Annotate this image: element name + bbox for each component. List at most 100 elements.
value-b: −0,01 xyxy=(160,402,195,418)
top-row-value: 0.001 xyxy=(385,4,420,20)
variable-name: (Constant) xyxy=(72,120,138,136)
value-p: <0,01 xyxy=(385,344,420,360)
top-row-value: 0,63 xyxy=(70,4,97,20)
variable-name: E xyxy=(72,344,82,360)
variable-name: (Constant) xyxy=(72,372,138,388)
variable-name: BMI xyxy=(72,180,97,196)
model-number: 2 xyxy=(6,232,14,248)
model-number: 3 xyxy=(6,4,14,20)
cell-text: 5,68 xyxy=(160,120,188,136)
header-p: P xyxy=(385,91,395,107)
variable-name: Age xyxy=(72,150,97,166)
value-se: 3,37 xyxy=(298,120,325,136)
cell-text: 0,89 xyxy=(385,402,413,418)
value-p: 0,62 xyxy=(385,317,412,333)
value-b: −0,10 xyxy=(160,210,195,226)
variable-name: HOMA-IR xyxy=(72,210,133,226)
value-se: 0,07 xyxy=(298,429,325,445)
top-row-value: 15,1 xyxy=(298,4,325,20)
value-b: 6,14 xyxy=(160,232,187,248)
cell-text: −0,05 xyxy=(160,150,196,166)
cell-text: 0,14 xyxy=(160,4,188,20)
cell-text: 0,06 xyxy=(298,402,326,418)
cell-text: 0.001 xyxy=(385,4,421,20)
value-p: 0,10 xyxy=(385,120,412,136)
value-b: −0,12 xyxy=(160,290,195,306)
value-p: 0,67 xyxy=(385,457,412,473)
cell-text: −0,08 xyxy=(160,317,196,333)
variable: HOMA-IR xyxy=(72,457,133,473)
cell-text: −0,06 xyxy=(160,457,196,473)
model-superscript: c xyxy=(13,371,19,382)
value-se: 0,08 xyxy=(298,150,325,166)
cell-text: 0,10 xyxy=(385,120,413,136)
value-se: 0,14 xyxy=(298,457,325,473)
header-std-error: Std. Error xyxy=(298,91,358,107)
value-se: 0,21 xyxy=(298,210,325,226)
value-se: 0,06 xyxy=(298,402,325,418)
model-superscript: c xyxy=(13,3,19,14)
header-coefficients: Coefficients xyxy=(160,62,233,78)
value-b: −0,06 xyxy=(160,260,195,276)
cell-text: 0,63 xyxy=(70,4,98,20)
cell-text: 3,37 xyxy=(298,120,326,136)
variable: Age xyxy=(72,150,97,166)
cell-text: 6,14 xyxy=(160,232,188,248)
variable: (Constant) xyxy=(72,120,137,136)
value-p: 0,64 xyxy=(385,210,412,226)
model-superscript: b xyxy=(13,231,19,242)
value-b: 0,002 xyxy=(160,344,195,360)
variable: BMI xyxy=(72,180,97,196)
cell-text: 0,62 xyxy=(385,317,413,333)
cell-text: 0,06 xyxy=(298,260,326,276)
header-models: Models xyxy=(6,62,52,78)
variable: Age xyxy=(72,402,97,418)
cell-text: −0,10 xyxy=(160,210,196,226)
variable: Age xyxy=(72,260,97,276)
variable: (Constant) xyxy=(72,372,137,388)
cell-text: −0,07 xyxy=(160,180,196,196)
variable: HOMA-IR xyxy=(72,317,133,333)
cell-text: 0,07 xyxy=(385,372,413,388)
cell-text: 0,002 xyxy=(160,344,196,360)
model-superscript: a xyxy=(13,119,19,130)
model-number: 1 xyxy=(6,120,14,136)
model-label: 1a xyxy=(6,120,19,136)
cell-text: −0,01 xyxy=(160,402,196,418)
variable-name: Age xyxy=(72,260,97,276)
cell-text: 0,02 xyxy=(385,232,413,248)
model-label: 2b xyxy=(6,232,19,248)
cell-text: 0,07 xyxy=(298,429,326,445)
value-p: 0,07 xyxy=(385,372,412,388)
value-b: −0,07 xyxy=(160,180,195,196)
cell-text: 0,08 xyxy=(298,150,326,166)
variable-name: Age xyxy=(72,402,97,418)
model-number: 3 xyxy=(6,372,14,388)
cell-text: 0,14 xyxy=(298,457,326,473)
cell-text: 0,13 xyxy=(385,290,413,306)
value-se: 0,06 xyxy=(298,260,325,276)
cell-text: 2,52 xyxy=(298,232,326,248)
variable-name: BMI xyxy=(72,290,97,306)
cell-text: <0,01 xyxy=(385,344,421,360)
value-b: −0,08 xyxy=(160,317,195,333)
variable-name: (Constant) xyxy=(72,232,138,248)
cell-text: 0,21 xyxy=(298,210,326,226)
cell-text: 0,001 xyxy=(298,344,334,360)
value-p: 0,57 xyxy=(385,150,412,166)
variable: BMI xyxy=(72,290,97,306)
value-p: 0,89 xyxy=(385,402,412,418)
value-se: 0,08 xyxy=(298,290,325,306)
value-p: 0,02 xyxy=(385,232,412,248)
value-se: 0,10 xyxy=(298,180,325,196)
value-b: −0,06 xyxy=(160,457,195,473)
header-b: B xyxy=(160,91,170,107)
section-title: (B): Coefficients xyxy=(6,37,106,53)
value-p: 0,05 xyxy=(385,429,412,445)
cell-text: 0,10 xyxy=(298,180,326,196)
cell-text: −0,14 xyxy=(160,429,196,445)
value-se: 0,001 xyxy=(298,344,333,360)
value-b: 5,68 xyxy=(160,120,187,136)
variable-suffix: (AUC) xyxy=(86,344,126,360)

■ Job: Rewrite all the rows above, changing every "value-se" to "value-std-error" and keeping everything else the same.

■ The answer:
Annotate this image: element name + bbox for each component. List at most 100 elements.
value-b: −0,01 xyxy=(160,402,195,418)
top-row-value: 0.001 xyxy=(385,4,420,20)
variable-name: (Constant) xyxy=(72,120,138,136)
value-p: <0,01 xyxy=(385,344,420,360)
top-row-value: 0,63 xyxy=(70,4,97,20)
variable-name: E xyxy=(72,344,82,360)
variable-name: (Constant) xyxy=(72,372,138,388)
variable-name: BMI xyxy=(72,180,97,196)
model-number: 2 xyxy=(6,232,14,248)
model-number: 3 xyxy=(6,4,14,20)
cell-text: 5,68 xyxy=(160,120,188,136)
header-p: P xyxy=(385,91,395,107)
variable-name: Age xyxy=(72,150,97,166)
value-std-error: 3,37 xyxy=(298,120,325,136)
cell-text: 0,89 xyxy=(385,402,413,418)
value-p: 0,62 xyxy=(385,317,412,333)
value-b: −0,10 xyxy=(160,210,195,226)
variable-name: HOMA-IR xyxy=(72,210,133,226)
value-std-error: 0,07 xyxy=(298,429,325,445)
top-row-value: 15,1 xyxy=(298,4,325,20)
value-b: 6,14 xyxy=(160,232,187,248)
cell-text: −0,05 xyxy=(160,150,196,166)
cell-text: 0,14 xyxy=(160,4,188,20)
cell-text: 0,06 xyxy=(298,402,326,418)
cell-text: 0.001 xyxy=(385,4,421,20)
value-p: 0,10 xyxy=(385,120,412,136)
value-b: −0,12 xyxy=(160,290,195,306)
value-p: 0,67 xyxy=(385,457,412,473)
cell-text: −0,08 xyxy=(160,317,196,333)
variable: HOMA-IR xyxy=(72,457,133,473)
cell-text: −0,06 xyxy=(160,457,196,473)
model-superscript: c xyxy=(13,371,19,382)
value-std-error: 0,08 xyxy=(298,150,325,166)
cell-text: 0,10 xyxy=(385,120,413,136)
value-std-error: 0,14 xyxy=(298,457,325,473)
header-std-error: Std. Error xyxy=(298,91,358,107)
value-std-error: 0,21 xyxy=(298,210,325,226)
value-std-error: 0,06 xyxy=(298,402,325,418)
model-superscript: c xyxy=(13,3,19,14)
header-coefficients: Coefficients xyxy=(160,62,233,78)
value-b: −0,06 xyxy=(160,260,195,276)
cell-text: 0,63 xyxy=(70,4,98,20)
cell-text: 3,37 xyxy=(298,120,326,136)
variable: Age xyxy=(72,150,97,166)
cell-text: 6,14 xyxy=(160,232,188,248)
variable: (Constant) xyxy=(72,120,137,136)
value-p: 0,64 xyxy=(385,210,412,226)
model-superscript: b xyxy=(13,231,19,242)
value-b: 0,002 xyxy=(160,344,195,360)
variable: BMI xyxy=(72,180,97,196)
cell-text: 0,62 xyxy=(385,317,413,333)
cell-text: 0,06 xyxy=(298,260,326,276)
header-models: Models xyxy=(6,62,52,78)
variable: Age xyxy=(72,402,97,418)
cell-text: −0,10 xyxy=(160,210,196,226)
variable: Age xyxy=(72,260,97,276)
variable: (Constant) xyxy=(72,372,137,388)
cell-text: −0,07 xyxy=(160,180,196,196)
variable: HOMA-IR xyxy=(72,317,133,333)
cell-text: 0,07 xyxy=(385,372,413,388)
cell-text: 0,002 xyxy=(160,344,196,360)
model-superscript: a xyxy=(13,119,19,130)
model-number: 1 xyxy=(6,120,14,136)
model-label: 1a xyxy=(6,120,19,136)
cell-text: −0,01 xyxy=(160,402,196,418)
variable-name: Age xyxy=(72,260,97,276)
cell-text: 0,02 xyxy=(385,232,413,248)
model-label: 2b xyxy=(6,232,19,248)
cell-text: 0,07 xyxy=(298,429,326,445)
value-p: 0,07 xyxy=(385,372,412,388)
value-b: −0,07 xyxy=(160,180,195,196)
cell-text: 0,08 xyxy=(298,150,326,166)
variable-name: Age xyxy=(72,402,97,418)
model-number: 3 xyxy=(6,372,14,388)
cell-text: 0,14 xyxy=(298,457,326,473)
cell-text: 0,13 xyxy=(385,290,413,306)
value-std-error: 0,06 xyxy=(298,260,325,276)
cell-text: 2,52 xyxy=(298,232,326,248)
variable-name: BMI xyxy=(72,290,97,306)
cell-text: <0,01 xyxy=(385,344,421,360)
value-b: −0,08 xyxy=(160,317,195,333)
variable-name: (Constant) xyxy=(72,232,138,248)
cell-text: 0,21 xyxy=(298,210,326,226)
cell-text: 0,001 xyxy=(298,344,334,360)
value-p: 0,57 xyxy=(385,150,412,166)
variable: BMI xyxy=(72,290,97,306)
value-p: 0,89 xyxy=(385,402,412,418)
value-std-error: 0,08 xyxy=(298,290,325,306)
value-p: 0,02 xyxy=(385,232,412,248)
value-std-error: 0,10 xyxy=(298,180,325,196)
value-b: −0,06 xyxy=(160,457,195,473)
header-b: B xyxy=(160,91,170,107)
section-title: (B): Coefficients xyxy=(6,37,106,53)
value-p: 0,05 xyxy=(385,429,412,445)
cell-text: 0,10 xyxy=(298,180,326,196)
cell-text: −0,14 xyxy=(160,429,196,445)
value-std-error: 0,001 xyxy=(298,344,333,360)
value-b: 5,68 xyxy=(160,120,187,136)
variable-suffix: (AUC) xyxy=(86,344,126,360)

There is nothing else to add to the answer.